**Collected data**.

## start

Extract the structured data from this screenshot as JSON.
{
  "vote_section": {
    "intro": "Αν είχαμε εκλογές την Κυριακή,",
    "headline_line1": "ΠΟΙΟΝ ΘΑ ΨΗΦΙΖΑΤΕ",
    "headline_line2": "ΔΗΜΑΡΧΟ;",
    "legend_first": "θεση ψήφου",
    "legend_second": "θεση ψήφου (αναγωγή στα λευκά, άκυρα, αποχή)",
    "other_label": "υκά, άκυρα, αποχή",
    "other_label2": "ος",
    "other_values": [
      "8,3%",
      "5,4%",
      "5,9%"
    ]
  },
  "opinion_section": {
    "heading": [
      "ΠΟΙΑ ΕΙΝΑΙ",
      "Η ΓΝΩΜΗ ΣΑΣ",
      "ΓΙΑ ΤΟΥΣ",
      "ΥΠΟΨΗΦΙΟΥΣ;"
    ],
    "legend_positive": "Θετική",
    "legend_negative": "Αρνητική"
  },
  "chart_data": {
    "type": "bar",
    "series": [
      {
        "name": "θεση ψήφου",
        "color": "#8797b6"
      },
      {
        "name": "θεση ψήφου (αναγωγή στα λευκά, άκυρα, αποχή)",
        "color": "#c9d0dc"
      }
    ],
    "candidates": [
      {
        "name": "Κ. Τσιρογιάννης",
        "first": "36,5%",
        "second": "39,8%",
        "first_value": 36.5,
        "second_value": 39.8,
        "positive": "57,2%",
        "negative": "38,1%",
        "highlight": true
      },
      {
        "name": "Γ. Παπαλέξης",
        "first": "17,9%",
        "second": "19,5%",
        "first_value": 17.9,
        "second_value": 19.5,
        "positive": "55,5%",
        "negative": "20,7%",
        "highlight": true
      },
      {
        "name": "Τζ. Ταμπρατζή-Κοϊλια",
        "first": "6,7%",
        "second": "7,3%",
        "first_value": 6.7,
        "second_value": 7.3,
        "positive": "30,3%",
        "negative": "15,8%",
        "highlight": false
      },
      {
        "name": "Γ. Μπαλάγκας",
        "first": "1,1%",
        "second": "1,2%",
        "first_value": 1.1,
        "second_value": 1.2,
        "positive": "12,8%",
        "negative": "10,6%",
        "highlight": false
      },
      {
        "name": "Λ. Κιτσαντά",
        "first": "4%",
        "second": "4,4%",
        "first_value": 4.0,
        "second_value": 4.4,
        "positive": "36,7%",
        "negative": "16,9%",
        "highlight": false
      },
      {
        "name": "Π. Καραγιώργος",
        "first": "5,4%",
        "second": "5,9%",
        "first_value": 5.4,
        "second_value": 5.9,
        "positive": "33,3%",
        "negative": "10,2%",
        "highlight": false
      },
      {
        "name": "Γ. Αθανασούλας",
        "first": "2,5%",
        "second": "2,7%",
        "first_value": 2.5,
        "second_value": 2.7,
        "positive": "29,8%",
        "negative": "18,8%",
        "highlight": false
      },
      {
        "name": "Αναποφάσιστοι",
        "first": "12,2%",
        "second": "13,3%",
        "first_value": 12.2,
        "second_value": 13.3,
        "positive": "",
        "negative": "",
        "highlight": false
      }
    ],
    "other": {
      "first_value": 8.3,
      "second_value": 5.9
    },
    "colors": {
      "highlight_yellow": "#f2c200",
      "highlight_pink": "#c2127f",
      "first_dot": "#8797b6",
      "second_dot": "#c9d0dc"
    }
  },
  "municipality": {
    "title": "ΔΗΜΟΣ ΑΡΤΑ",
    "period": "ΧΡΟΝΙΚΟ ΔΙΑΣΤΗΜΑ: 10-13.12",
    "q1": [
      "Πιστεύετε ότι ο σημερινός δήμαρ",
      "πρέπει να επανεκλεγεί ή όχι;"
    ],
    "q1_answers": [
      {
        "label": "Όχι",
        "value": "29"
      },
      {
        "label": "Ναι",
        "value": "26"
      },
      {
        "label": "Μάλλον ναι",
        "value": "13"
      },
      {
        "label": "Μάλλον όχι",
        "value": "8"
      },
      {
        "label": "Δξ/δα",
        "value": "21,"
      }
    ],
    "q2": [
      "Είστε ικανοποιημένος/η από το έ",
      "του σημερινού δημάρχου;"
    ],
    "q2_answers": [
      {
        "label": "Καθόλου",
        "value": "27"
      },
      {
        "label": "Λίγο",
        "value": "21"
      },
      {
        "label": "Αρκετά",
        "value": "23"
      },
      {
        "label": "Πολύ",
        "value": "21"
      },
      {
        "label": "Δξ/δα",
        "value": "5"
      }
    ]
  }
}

## end

**AIM OF THE EXERCISE**.
Reproduce the data in its entirety, matching each character.

**RESULT OF THE EXERCISE**.
Extract the structured data from this screenshot as JSON.
{
  "vote_section": {
    "intro": "Αν είχαμε εκλογές την Κυριακή,",
    "headline_line1": "ΠΟΙΟΝ ΘΑ ΨΗΦΙΖΑΤΕ",
    "headline_line2": "ΔΗΜΑΡΧΟ;",
    "legend_first": "θεση ψήφου",
    "legend_second": "θεση ψήφου (αναγωγή στα λευκά, άκυρα, αποχή)",
    "other_label": "υκά, άκυρα, αποχή",
    "other_label2": "ος",
    "other_values": [
      "8,3%",
      "5,4%",
      "5,9%"
    ]
  },
  "opinion_section": {
    "heading": [
      "ΠΟΙΑ ΕΙΝΑΙ",
      "Η ΓΝΩΜΗ ΣΑΣ",
      "ΓΙΑ ΤΟΥΣ",
      "ΥΠΟΨΗΦΙΟΥΣ;"
    ],
    "legend_positive": "Θετική",
    "legend_negative": "Αρνητική"
  },
  "chart_data": {
    "type": "bar",
    "series": [
      {
        "name": "θεση ψήφου",
        "color": "#8797b6"
      },
      {
        "name": "θεση ψήφου (αναγωγή στα λευκά, άκυρα, αποχή)",
        "color": "#c9d0dc"
      }
    ],
    "candidates": [
      {
        "name": "Κ. Τσιρογιάννης",
        "first": "36,5%",
        "second": "39,8%",
        "first_value": 36.5,
        "second_value": 39.8,
        "positive": "57,2%",
        "negative": "38,1%",
        "highlight": true
      },
      {
        "name": "Γ. Παπαλέξης",
        "first": "17,9%",
        "second": "19,5%",
        "first_value": 17.9,
        "second_value": 19.5,
        "positive": "55,5%",
        "negative": "20,7%",
        "highlight": true
      },
      {
        "name": "Τζ. Ταμπρατζή-Κοϊλια",
        "first": "6,7%",
        "second": "7,3%",
        "first_value": 6.7,
        "second_value": 7.3,
        "positive": "30,3%",
        "negative": "15,8%",
        "highlight": false
      },
      {
        "name": "Γ. Μπαλάγκας",
        "first": "1,1%",
        "second": "1,2%",
        "first_value": 1.1,
        "second_value": 1.2,
        "positive": "12,8%",
        "negative": "10,6%",
        "highlight": false
      },
      {
        "name": "Λ. Κιτσαντά",
        "first": "4%",
        "second": "4,4%",
        "first_value": 4.0,
        "second_value": 4.4,
        "positive": "36,7%",
        "negative": "16,9%",
        "highlight": false
      },
      {
        "name": "Π. Καραγιώργος",
        "first": "5,4%",
        "second": "5,9%",
        "first_value": 5.4,
        "second_value": 5.9,
        "positive": "33,3%",
        "negative": "10,2%",
        "highlight": false
      },
      {
        "name": "Γ. Αθανασούλας",
        "first": "2,5%",
        "second": "2,7%",
        "first_value": 2.5,
        "second_value": 2.7,
        "positive": "29,8%",
        "negative": "18,8%",
        "highlight": false
      },
      {
        "name": "Αναποφάσιστοι",
        "first": "12,2%",
        "second": "13,3%",
        "first_value": 12.2,
        "second_value": 13.3,
        "positive": "",
        "negative": "",
        "highlight": false
      }
    ],
    "other": {
      "first_value": 8.3,
      "second_value": 5.9
    },
    "colors": {
      "highlight_yellow": "#f2c200",
      "highlight_pink": "#c2127f",
      "first_dot": "#8797b6",
      "second_dot": "#c9d0dc"
    }
  },
  "municipality": {
    "title": "ΔΗΜΟΣ ΑΡΤΑ",
    "period": "ΧΡΟΝΙΚΟ ΔΙΑΣΤΗΜΑ: 10-13.12",
    "q1": [
      "Πιστεύετε ότι ο σημερινός δήμαρ",
      "πρέπει να επανεκλεγεί ή όχι;"
    ],
    "q1_answers": [
      {
        "label": "Όχι",
        "value": "29"
      },
      {
        "label": "Ναι",
        "value": "26"
      },
      {
        "label": "Μάλλον ναι",
        "value": "13"
      },
      {
        "label": "Μάλλον όχι",
        "value": "8"
      },
      {
        "label": "Δξ/δα",
        "value": "21,"
      }
    ],
    "q2": [
      "Είστε ικανοποιημένος/η από το έ",
      "του σημερινού δημάρχου;"
    ],
    "q2_answers": [
      {
        "label": "Καθόλου",
        "value": "27"
      },
      {
        "label": "Λίγο",
        "value": "21"
      },
      {
        "label": "Αρκετά",
        "value": "23"
      },
      {
        "label": "Πολύ",
        "value": "21"
      },
      {
        "label": "Δξ/δα",
        "value": "5"
      }
    ]
  }
}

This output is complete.